▶ Written request:
Any picture among the records should be left out, please; retype the rest exactly.

— start Input material —

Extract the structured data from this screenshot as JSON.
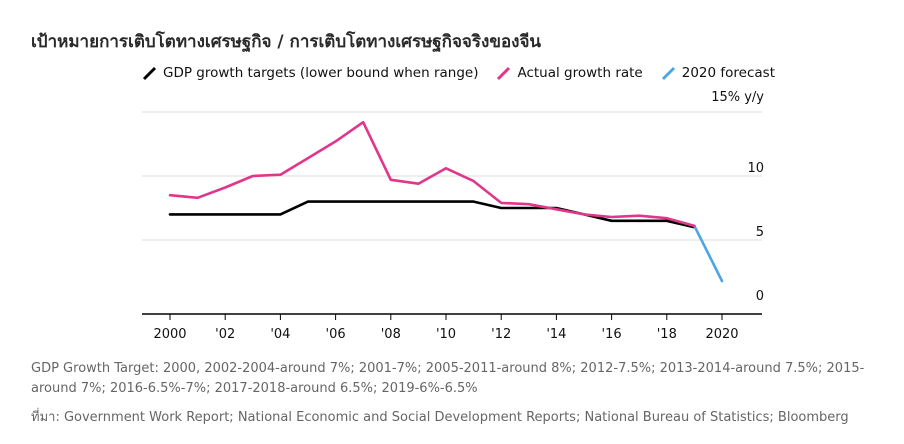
{
  "chart_data": {
    "type": "line",
    "title": "เป้าหมายการเติบโตทางเศรษฐกิจ / การเติบโตทางเศรษฐกิจจริงของจีน",
    "ylabel_top": "15% y/y",
    "ylim": [
      0,
      15
    ],
    "xlim": [
      2000,
      2021
    ],
    "y_ticks": [
      0,
      5,
      10
    ],
    "y_tick_labels": [
      "0",
      "5",
      "10"
    ],
    "x_ticks": [
      2000,
      2002,
      2004,
      2006,
      2008,
      2010,
      2012,
      2014,
      2016,
      2018,
      2020
    ],
    "x_tick_labels": [
      "2000",
      "'02",
      "'04",
      "'06",
      "'08",
      "'10",
      "'12",
      "'14",
      "'16",
      "'18",
      "2020"
    ],
    "series": [
      {
        "name": "GDP growth targets (lower bound when range)",
        "color": "#000000",
        "x": [
          2000,
          2001,
          2002,
          2003,
          2004,
          2005,
          2006,
          2007,
          2008,
          2009,
          2010,
          2011,
          2012,
          2013,
          2014,
          2015,
          2016,
          2017,
          2018,
          2019
        ],
        "values": [
          7,
          7,
          7,
          7,
          7,
          8,
          8,
          8,
          8,
          8,
          8,
          8,
          7.5,
          7.5,
          7.5,
          7,
          6.5,
          6.5,
          6.5,
          6
        ]
      },
      {
        "name": "Actual growth rate",
        "color": "#e0378a",
        "x": [
          2000,
          2001,
          2002,
          2003,
          2004,
          2005,
          2006,
          2007,
          2008,
          2009,
          2010,
          2011,
          2012,
          2013,
          2014,
          2015,
          2016,
          2017,
          2018,
          2019
        ],
        "values": [
          8.5,
          8.3,
          9.1,
          10.0,
          10.1,
          11.4,
          12.7,
          14.2,
          9.7,
          9.4,
          10.6,
          9.6,
          7.9,
          7.8,
          7.4,
          7.0,
          6.8,
          6.9,
          6.7,
          6.1
        ]
      },
      {
        "name": "2020 forecast",
        "color": "#4aa6e8",
        "x": [
          2019,
          2020
        ],
        "values": [
          6.1,
          1.8
        ]
      }
    ]
  },
  "footer": {
    "note": "GDP Growth Target: 2000, 2002-2004-around 7%; 2001-7%; 2005-2011-around 8%; 2012-7.5%; 2013-2014-around 7.5%; 2015-around 7%; 2016-6.5%-7%; 2017-2018-around 6.5%; 2019-6%-6.5%",
    "source": "ที่มา: Government Work Report; National Economic and Social Development Reports; National Bureau of Statistics; Bloomberg"
  }
}
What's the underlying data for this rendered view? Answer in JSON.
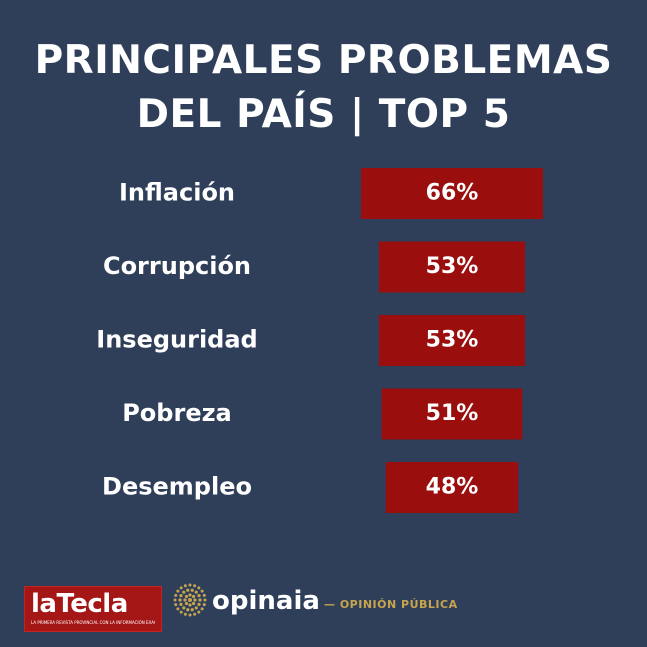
{
  "header": {
    "title_line1": "PRINCIPALES PROBLEMAS",
    "title_line2": "DEL PAÍS | TOP 5"
  },
  "colors": {
    "background": "#2f3f5a",
    "bar": "#9a0e0e",
    "text": "#ffffff",
    "accent_gold": "#c8a44d"
  },
  "chart_data": {
    "type": "bar",
    "orientation": "horizontal",
    "categories": [
      "Inflación",
      "Corrupción",
      "Inseguridad",
      "Pobreza",
      "Desempleo"
    ],
    "values": [
      66,
      53,
      53,
      51,
      48
    ],
    "data_labels": [
      "66%",
      "53%",
      "53%",
      "51%",
      "48%"
    ],
    "title": "PRINCIPALES PROBLEMAS DEL PAÍS | TOP 5",
    "xlabel": "",
    "ylabel": "",
    "grid": false,
    "legend": "none"
  },
  "footer": {
    "latecla": {
      "name": "laTecla",
      "tagline": "LA PRIMERA REVISTA PROVINCIAL CON LA INFORMACIÓN EXACTA"
    },
    "opinaia": {
      "name": "opinaia",
      "tagline": "— OPINIÓN PÚBLICA"
    },
    "icons": [
      "sun-burst-icon"
    ]
  }
}
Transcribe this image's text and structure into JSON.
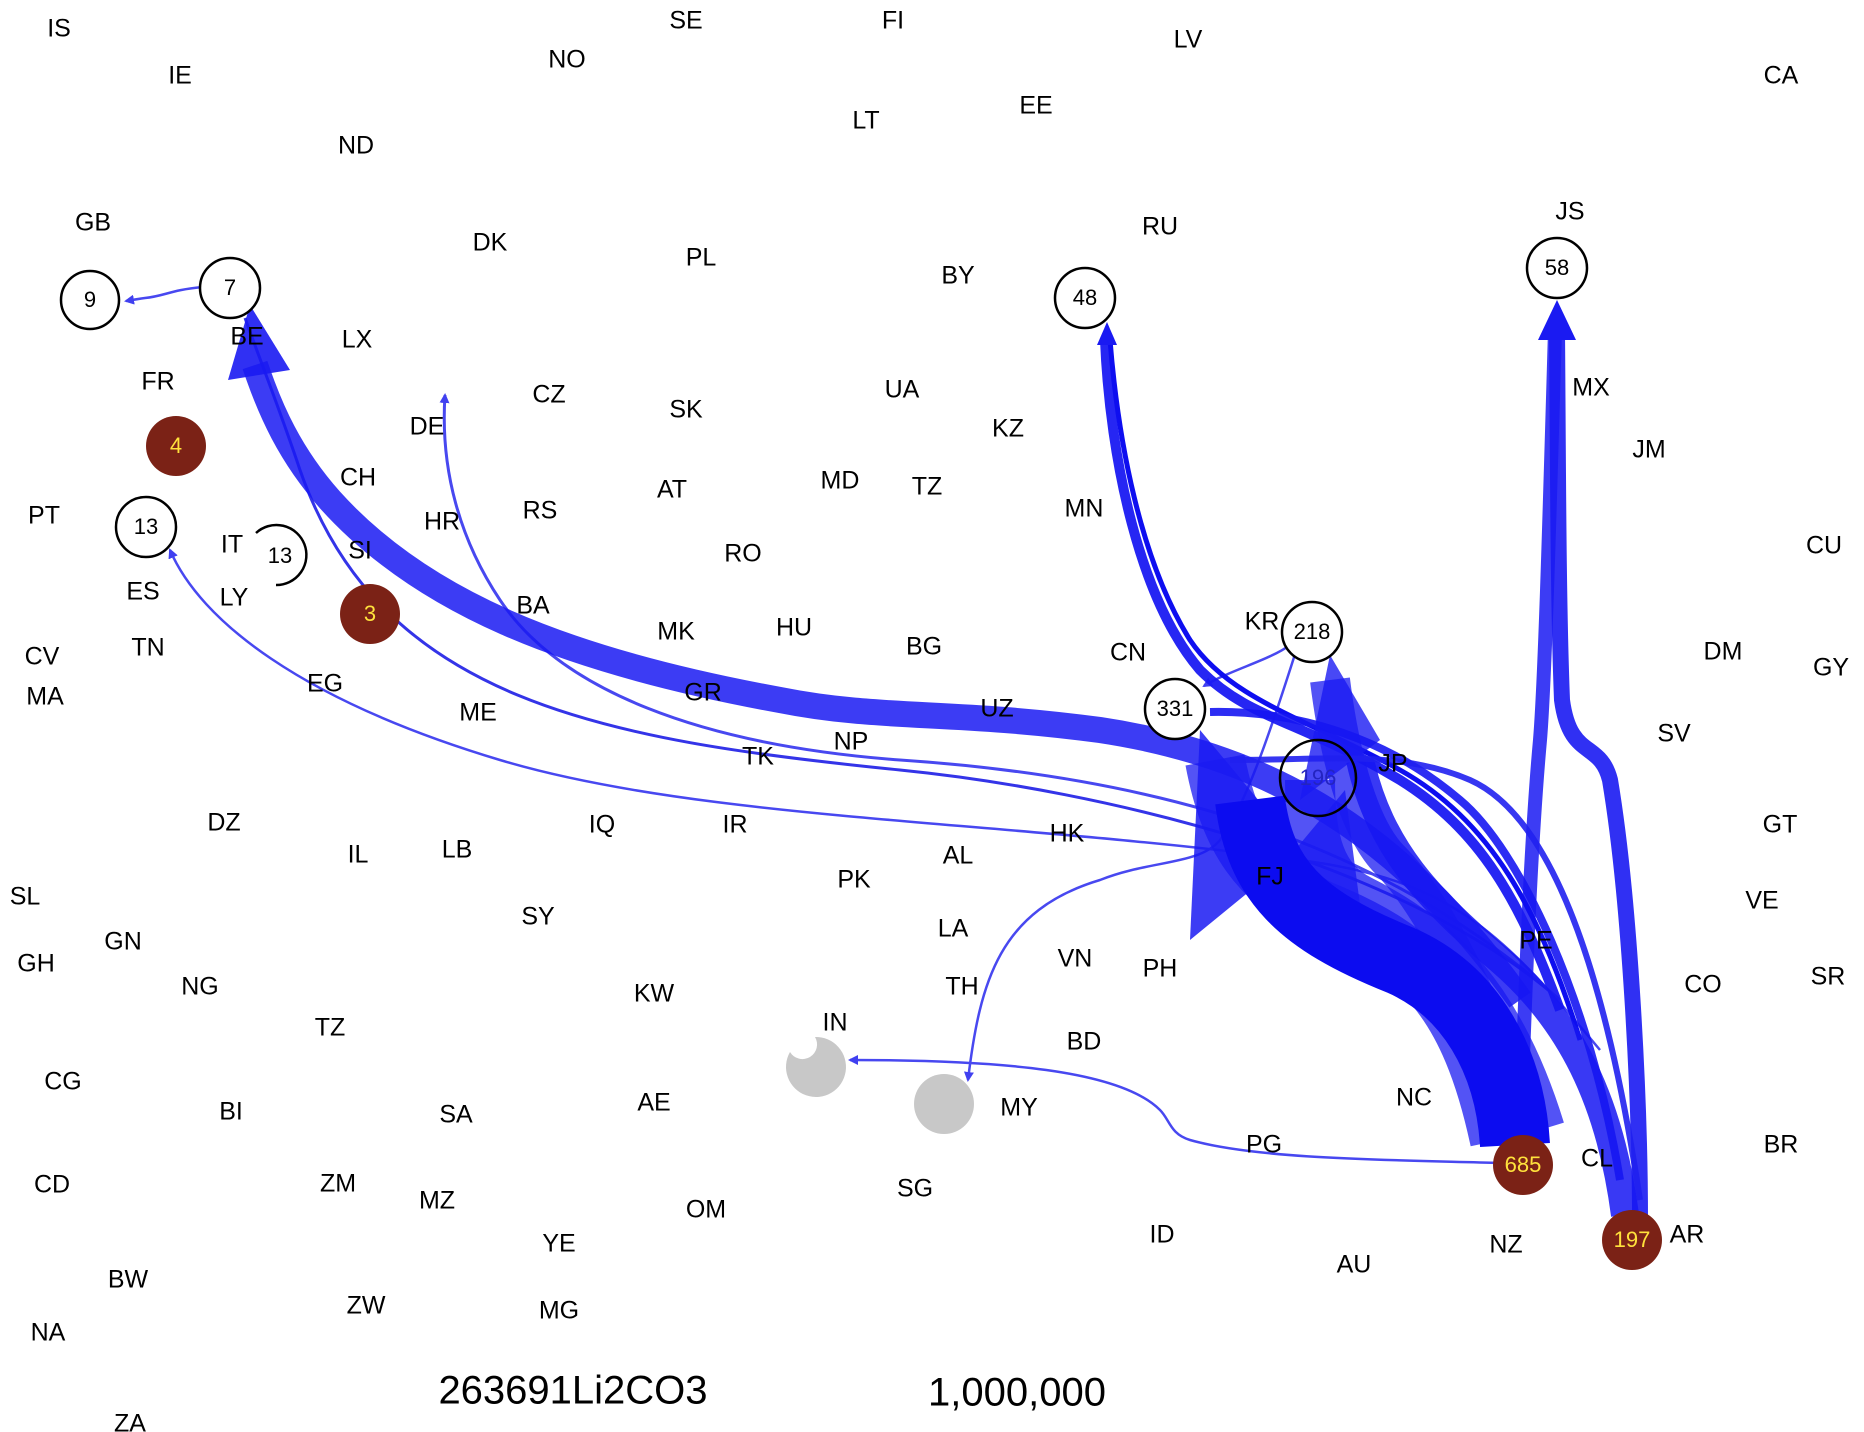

— end Input material —

▶ Solution for this exercise:
Extract the structured data from this screenshot as JSON.
{
  "chart_data": {
    "type": "line",
    "title": "เป้าหมายการเติบโตทางเศรษฐกิจ / การเติบโตทางเศรษฐกิจจริงของจีน",
    "ylabel_top": "15% y/y",
    "ylim": [
      0,
      15
    ],
    "xlim": [
      2000,
      2021
    ],
    "y_ticks": [
      0,
      5,
      10
    ],
    "y_tick_labels": [
      "0",
      "5",
      "10"
    ],
    "x_ticks": [
      2000,
      2002,
      2004,
      2006,
      2008,
      2010,
      2012,
      2014,
      2016,
      2018,
      2020
    ],
    "x_tick_labels": [
      "2000",
      "'02",
      "'04",
      "'06",
      "'08",
      "'10",
      "'12",
      "'14",
      "'16",
      "'18",
      "2020"
    ],
    "series": [
      {
        "name": "GDP growth targets (lower bound when range)",
        "color": "#000000",
        "x": [
          2000,
          2001,
          2002,
          2003,
          2004,
          2005,
          2006,
          2007,
          2008,
          2009,
          2010,
          2011,
          2012,
          2013,
          2014,
          2015,
          2016,
          2017,
          2018,
          2019
        ],
        "values": [
          7,
          7,
          7,
          7,
          7,
          8,
          8,
          8,
          8,
          8,
          8,
          8,
          7.5,
          7.5,
          7.5,
          7,
          6.5,
          6.5,
          6.5,
          6
        ]
      },
      {
        "name": "Actual growth rate",
        "color": "#e0378a",
        "x": [
          2000,
          2001,
          2002,
          2003,
          2004,
          2005,
          2006,
          2007,
          2008,
          2009,
          2010,
          2011,
          2012,
          2013,
          2014,
          2015,
          2016,
          2017,
          2018,
          2019
        ],
        "values": [
          8.5,
          8.3,
          9.1,
          10.0,
          10.1,
          11.4,
          12.7,
          14.2,
          9.7,
          9.4,
          10.6,
          9.6,
          7.9,
          7.8,
          7.4,
          7.0,
          6.8,
          6.9,
          6.7,
          6.1
        ]
      },
      {
        "name": "2020 forecast",
        "color": "#4aa6e8",
        "x": [
          2019,
          2020
        ],
        "values": [
          6.1,
          1.8
        ]
      }
    ]
  },
  "footer": {
    "note": "GDP Growth Target: 2000, 2002-2004-around 7%; 2001-7%; 2005-2011-around 8%; 2012-7.5%; 2013-2014-around 7.5%; 2015-around 7%; 2016-6.5%-7%; 2017-2018-around 6.5%; 2019-6%-6.5%",
    "source": "ที่มา: Government Work Report; National Economic and Social Development Reports; National Bureau of Statistics; Bloomberg"
  }
}
What's the underlying data for this rendered view? Answer in JSON.
{
  "header": {
    "title_line1": "PRINCIPALES PROBLEMAS",
    "title_line2": "DEL PAÍS | TOP 5"
  },
  "colors": {
    "background": "#2f3f5a",
    "bar": "#9a0e0e",
    "text": "#ffffff",
    "accent_gold": "#c8a44d"
  },
  "chart_data": {
    "type": "bar",
    "orientation": "horizontal",
    "categories": [
      "Inflación",
      "Corrupción",
      "Inseguridad",
      "Pobreza",
      "Desempleo"
    ],
    "values": [
      66,
      53,
      53,
      51,
      48
    ],
    "data_labels": [
      "66%",
      "53%",
      "53%",
      "51%",
      "48%"
    ],
    "title": "PRINCIPALES PROBLEMAS DEL PAÍS | TOP 5",
    "xlabel": "",
    "ylabel": "",
    "grid": false,
    "legend": "none"
  },
  "footer": {
    "latecla": {
      "name": "laTecla",
      "tagline": "LA PRIMERA REVISTA PROVINCIAL CON LA INFORMACIÓN EXACTA"
    },
    "opinaia": {
      "name": "opinaia",
      "tagline": "— OPINIÓN PÚBLICA"
    },
    "icons": [
      "sun-burst-icon"
    ]
  }
}
Transcribe this image's text and structure into JSON.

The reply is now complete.